◆ **Work required**
Copy every line from the material below that holds "Heliocentric".

◆ **Record list**
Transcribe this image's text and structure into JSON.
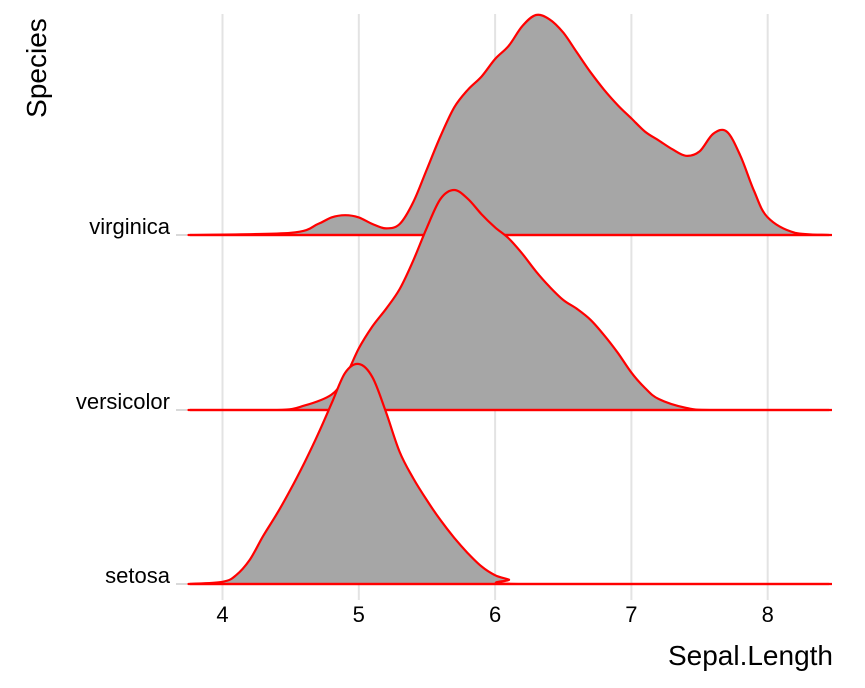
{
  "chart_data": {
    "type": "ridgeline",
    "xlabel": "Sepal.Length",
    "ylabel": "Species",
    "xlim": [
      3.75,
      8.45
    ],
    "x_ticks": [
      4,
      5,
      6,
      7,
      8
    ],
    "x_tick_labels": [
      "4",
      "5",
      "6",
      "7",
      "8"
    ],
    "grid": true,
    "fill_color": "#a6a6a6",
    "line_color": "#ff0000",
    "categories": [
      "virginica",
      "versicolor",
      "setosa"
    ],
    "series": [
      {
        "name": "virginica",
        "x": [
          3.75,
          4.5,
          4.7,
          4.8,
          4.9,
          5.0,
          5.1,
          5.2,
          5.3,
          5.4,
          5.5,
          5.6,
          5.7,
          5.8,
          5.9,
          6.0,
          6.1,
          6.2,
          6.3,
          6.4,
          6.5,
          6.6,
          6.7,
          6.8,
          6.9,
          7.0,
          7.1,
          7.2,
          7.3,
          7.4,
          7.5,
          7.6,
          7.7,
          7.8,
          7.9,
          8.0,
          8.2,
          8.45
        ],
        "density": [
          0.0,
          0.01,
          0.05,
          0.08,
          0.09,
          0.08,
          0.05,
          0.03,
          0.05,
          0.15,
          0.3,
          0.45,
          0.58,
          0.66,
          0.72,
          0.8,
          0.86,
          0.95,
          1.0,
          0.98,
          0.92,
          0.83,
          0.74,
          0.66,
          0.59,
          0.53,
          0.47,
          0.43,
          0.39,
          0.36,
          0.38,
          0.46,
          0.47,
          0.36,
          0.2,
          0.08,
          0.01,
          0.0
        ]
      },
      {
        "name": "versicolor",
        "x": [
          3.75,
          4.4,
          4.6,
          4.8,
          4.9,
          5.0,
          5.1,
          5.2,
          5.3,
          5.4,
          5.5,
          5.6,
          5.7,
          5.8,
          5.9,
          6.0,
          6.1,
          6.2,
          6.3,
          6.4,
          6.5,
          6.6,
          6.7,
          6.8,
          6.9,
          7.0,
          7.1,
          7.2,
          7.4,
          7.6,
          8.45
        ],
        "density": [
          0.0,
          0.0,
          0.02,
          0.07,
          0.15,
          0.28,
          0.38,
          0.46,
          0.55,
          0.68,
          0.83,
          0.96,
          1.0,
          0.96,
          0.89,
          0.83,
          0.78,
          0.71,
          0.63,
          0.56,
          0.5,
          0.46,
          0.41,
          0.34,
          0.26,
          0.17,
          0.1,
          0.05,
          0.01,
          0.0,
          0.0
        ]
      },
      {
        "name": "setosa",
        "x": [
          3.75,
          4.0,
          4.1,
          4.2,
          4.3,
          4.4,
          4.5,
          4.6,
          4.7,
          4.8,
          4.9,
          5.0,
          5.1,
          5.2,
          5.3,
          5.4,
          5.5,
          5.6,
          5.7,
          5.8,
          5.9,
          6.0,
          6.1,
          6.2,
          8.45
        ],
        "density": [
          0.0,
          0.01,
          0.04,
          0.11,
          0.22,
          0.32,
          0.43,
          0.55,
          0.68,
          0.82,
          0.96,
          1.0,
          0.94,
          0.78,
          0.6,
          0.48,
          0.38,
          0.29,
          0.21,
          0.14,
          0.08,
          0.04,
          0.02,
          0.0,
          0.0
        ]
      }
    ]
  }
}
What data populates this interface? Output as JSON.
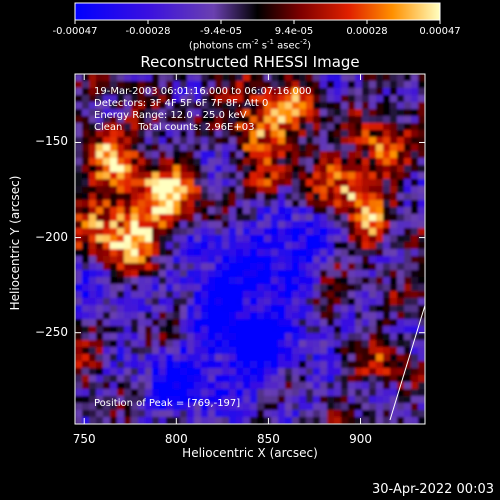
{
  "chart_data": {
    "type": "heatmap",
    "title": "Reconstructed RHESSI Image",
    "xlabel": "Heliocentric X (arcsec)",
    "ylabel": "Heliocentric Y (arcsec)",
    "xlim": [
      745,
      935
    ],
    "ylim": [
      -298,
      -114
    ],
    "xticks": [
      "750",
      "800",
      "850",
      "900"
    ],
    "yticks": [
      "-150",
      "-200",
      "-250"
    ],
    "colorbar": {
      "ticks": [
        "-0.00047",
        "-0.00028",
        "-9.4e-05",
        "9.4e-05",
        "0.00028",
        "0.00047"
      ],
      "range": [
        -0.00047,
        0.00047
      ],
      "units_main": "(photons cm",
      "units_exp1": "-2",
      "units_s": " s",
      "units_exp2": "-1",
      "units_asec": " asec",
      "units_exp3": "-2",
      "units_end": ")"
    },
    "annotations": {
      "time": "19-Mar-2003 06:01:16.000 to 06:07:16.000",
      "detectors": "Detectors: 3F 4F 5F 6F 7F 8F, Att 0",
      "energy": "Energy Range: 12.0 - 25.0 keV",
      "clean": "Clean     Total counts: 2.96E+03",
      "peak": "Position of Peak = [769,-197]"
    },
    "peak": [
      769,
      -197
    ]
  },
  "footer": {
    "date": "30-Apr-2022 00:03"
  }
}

◆ **Task result**
    "xlabel": "Heliocentric X (arcsec)",
    "ylabel": "Heliocentric Y (arcsec)",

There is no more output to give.